- [GOAL OF THE EXERCISE]: Copy each line that holds "then".

- [RECORDS FOR PROCESSING]:
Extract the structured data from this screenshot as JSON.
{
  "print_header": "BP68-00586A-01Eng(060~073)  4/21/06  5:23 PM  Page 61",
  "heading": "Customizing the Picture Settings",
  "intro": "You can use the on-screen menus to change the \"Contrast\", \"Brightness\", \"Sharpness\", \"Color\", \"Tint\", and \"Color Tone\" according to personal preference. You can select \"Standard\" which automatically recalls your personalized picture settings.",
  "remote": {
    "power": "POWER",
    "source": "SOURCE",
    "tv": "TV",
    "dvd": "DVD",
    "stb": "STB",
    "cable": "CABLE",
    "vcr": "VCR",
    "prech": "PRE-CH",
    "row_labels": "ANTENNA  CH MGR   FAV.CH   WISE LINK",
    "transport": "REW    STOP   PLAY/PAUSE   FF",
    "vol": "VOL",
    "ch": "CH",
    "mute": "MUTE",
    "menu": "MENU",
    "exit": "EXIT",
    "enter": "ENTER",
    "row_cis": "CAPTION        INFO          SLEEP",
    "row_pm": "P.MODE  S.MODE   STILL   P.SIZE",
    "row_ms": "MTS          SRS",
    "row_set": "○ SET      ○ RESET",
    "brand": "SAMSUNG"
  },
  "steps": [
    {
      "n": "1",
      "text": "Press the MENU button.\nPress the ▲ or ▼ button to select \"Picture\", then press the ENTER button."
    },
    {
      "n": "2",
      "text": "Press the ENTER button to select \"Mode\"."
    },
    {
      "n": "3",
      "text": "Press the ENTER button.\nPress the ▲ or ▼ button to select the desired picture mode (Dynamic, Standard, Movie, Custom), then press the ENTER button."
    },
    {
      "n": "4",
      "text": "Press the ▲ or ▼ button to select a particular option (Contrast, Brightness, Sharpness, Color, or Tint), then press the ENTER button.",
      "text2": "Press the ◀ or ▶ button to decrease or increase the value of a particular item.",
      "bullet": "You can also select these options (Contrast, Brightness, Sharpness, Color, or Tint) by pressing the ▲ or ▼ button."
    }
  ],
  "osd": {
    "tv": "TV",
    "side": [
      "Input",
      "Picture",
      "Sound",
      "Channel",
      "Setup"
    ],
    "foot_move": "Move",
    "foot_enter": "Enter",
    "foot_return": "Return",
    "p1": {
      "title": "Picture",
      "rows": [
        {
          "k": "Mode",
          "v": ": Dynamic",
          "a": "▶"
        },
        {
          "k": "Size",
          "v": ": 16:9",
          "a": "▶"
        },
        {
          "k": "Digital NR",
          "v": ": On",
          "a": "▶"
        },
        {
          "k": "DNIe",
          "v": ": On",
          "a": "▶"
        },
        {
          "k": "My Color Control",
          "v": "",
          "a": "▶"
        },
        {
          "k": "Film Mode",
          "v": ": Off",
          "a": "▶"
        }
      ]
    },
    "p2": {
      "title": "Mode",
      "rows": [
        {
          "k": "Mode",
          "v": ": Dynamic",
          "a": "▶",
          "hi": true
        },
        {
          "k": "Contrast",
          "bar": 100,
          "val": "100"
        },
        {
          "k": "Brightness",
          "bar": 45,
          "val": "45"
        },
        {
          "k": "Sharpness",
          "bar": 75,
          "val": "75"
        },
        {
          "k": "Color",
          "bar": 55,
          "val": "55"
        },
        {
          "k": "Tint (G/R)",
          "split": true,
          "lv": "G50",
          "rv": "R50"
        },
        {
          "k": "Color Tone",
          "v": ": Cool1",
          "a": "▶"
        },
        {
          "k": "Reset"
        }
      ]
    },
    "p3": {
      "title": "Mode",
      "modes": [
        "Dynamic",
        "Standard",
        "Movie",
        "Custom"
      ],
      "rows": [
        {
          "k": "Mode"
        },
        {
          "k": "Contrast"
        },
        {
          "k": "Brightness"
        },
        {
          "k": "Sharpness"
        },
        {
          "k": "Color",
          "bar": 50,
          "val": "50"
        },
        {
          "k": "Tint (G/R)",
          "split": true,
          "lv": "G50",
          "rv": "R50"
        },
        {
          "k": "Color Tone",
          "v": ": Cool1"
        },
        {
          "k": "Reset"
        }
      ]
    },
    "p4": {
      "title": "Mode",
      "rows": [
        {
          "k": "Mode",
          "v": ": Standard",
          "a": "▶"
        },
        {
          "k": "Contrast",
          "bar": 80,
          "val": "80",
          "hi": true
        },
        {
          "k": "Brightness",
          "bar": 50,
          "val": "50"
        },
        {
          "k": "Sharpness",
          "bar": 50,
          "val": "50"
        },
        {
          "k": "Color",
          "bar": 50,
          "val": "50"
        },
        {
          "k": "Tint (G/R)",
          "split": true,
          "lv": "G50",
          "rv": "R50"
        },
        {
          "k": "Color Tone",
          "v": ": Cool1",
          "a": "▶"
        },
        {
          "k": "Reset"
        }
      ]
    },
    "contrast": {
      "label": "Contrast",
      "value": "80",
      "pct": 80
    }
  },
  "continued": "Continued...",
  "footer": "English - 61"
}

- [SOLUTION]:
      "text": "Press the MENU button.\nPress the ▲ or ▼ button to select \"Picture\", then press the ENTER button."
      "text": "Press the ENTER button.\nPress the ▲ or ▼ button to select the desired picture mode (Dynamic, Standard, Movie, Custom), then press the ENTER button."
      "text": "Press the ▲ or ▼ button to select a particular option (Contrast, Brightness, Sharpness, Color, or Tint), then press the ENTER button.",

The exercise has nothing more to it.